Stored entries
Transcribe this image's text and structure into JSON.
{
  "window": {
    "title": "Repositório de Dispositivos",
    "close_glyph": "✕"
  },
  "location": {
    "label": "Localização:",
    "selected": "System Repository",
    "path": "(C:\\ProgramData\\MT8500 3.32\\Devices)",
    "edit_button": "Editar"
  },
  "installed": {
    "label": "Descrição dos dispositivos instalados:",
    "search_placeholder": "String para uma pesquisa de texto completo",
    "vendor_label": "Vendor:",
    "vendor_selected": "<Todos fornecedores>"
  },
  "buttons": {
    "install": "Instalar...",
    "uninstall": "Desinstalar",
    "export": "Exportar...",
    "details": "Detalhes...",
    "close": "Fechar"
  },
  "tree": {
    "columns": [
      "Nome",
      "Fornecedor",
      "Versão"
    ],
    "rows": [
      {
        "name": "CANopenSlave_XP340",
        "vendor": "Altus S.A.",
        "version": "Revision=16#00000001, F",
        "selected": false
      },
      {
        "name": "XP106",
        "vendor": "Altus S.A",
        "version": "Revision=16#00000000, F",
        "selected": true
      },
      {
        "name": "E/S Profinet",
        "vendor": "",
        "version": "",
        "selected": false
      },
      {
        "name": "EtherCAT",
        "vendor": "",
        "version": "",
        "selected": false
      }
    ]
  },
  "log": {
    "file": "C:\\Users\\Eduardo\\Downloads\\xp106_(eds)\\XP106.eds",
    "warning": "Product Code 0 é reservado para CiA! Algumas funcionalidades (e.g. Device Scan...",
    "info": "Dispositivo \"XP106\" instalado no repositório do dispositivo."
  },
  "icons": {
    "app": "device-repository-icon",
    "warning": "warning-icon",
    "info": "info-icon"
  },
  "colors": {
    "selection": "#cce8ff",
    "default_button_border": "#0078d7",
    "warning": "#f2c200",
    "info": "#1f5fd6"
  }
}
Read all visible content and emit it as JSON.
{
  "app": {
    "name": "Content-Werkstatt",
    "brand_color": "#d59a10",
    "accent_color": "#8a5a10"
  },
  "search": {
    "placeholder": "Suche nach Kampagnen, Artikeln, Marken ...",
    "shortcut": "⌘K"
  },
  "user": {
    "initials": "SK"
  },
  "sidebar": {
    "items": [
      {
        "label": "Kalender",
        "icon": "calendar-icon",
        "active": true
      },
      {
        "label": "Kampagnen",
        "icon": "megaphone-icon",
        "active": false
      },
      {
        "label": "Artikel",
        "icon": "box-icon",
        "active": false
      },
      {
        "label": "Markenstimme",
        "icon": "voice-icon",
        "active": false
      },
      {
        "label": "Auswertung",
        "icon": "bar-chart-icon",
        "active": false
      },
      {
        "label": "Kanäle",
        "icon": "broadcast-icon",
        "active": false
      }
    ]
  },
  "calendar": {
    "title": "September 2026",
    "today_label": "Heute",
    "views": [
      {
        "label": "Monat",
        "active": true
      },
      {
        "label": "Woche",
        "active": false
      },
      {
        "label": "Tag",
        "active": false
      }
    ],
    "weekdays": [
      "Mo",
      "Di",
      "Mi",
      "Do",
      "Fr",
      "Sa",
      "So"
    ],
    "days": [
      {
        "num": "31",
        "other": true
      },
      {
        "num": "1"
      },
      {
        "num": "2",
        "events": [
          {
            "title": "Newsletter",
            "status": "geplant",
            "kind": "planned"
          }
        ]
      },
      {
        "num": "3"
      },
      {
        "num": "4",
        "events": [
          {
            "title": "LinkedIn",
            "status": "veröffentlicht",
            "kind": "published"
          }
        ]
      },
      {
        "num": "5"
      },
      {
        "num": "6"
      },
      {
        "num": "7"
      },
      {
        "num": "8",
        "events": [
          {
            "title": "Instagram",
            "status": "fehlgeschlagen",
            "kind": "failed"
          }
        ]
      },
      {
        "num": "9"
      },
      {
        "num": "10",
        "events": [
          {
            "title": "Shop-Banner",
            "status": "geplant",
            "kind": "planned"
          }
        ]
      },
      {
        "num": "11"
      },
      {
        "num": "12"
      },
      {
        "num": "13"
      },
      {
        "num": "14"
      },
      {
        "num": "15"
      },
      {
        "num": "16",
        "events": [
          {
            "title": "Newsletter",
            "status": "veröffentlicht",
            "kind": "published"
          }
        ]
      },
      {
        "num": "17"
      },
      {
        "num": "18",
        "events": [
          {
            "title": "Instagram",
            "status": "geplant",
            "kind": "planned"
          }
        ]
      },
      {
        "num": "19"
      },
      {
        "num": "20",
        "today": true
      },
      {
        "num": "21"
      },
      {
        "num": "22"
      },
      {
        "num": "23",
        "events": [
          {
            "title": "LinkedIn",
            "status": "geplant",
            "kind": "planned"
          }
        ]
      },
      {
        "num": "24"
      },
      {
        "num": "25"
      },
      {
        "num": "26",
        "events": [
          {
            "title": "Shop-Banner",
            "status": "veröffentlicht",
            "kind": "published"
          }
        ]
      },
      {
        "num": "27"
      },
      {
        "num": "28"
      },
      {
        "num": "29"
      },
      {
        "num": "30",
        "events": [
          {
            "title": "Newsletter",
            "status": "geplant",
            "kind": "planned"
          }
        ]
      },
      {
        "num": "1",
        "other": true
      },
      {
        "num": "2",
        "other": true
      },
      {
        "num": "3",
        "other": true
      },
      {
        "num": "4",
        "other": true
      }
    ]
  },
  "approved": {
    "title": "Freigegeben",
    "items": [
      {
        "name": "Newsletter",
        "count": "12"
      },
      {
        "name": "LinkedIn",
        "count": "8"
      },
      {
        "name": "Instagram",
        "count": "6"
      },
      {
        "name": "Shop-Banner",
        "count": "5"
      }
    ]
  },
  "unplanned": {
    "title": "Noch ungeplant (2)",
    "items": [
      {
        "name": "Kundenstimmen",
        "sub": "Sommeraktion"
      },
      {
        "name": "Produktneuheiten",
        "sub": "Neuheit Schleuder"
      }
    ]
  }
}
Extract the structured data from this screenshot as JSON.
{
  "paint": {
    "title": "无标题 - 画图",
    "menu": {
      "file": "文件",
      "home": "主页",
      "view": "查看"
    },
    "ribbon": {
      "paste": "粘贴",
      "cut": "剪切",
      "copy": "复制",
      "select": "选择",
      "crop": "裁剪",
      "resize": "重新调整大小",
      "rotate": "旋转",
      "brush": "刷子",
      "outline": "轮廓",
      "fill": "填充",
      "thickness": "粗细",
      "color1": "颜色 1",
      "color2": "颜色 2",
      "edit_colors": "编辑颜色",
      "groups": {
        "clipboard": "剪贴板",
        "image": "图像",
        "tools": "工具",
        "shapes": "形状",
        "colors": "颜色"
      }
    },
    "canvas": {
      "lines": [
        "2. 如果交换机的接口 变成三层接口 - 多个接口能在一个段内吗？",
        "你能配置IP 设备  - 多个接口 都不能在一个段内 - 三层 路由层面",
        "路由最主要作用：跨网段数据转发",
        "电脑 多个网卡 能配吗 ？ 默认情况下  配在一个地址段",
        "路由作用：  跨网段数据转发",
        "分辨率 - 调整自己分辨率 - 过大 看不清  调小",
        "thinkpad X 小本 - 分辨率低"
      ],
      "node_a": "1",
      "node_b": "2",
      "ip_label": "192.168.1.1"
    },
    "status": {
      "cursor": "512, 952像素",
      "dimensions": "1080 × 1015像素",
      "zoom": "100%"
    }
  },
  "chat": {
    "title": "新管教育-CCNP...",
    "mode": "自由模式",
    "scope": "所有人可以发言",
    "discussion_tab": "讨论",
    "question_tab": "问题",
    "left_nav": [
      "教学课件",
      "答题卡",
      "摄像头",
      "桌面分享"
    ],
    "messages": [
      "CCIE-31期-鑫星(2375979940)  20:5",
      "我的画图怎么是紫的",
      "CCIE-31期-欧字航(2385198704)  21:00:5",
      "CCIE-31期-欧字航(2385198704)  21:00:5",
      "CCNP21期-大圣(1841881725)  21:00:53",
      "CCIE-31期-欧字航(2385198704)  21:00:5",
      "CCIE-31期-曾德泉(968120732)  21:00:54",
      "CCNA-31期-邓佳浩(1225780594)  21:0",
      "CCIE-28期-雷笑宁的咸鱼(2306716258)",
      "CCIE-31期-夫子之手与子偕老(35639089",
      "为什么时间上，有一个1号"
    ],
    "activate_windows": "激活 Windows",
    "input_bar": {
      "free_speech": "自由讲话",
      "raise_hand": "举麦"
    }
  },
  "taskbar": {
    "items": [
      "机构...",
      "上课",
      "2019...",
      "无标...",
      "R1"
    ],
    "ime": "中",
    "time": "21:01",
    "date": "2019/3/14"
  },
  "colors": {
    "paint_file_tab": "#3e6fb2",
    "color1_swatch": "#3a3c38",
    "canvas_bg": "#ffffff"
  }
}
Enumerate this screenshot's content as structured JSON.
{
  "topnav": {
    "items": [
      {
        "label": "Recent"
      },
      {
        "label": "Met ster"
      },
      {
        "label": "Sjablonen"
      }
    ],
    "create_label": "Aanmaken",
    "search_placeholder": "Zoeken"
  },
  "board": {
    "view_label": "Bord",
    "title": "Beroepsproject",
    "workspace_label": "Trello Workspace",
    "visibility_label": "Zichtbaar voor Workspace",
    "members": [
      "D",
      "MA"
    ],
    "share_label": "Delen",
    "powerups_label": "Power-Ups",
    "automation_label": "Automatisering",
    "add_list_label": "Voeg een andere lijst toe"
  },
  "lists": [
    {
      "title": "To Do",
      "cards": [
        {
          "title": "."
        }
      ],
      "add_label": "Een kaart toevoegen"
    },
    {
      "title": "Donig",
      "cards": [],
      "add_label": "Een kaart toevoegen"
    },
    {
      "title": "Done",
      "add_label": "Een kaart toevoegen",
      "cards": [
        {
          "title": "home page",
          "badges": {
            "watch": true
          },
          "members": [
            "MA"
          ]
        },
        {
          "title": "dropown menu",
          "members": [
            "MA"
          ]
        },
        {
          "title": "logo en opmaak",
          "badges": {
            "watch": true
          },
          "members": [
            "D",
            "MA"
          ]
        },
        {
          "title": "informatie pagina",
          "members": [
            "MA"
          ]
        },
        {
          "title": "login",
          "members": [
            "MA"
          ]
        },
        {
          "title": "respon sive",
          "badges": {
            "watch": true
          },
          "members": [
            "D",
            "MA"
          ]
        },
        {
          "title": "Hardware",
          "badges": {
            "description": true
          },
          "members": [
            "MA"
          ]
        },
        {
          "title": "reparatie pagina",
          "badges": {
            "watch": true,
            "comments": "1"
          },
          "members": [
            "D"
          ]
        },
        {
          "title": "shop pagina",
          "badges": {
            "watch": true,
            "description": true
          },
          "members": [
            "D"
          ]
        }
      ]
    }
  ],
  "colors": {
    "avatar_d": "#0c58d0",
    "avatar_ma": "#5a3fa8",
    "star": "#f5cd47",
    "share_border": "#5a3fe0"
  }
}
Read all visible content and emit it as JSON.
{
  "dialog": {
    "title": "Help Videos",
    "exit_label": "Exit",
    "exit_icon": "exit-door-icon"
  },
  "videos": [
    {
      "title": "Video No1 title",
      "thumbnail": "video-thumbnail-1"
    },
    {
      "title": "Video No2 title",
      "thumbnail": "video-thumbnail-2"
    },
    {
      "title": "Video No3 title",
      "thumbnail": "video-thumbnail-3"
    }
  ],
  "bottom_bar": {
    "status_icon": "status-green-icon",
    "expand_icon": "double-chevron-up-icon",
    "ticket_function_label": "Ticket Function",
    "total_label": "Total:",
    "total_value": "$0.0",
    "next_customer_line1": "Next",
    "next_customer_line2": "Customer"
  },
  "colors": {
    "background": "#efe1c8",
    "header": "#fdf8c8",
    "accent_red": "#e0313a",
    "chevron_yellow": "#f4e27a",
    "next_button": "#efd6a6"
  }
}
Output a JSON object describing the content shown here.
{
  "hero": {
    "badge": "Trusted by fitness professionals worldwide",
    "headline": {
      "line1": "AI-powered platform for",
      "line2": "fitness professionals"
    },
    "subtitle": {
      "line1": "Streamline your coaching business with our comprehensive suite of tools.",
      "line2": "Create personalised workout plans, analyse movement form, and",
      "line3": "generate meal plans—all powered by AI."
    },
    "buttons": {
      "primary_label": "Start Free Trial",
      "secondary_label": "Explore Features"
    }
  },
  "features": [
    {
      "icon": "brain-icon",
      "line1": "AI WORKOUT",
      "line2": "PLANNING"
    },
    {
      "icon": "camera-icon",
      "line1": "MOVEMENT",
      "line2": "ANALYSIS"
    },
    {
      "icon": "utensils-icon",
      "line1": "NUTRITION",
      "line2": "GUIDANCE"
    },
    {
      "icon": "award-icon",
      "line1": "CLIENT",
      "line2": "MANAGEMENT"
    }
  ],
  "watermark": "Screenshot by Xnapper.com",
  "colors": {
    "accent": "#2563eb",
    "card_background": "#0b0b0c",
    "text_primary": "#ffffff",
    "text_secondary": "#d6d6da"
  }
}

The request:
Read the data above. Pull out each line in which the string "professionals" appears.

Answer to the problem:
    "badge": "Trusted by fitness professionals worldwide",
      "line2": "fitness professionals"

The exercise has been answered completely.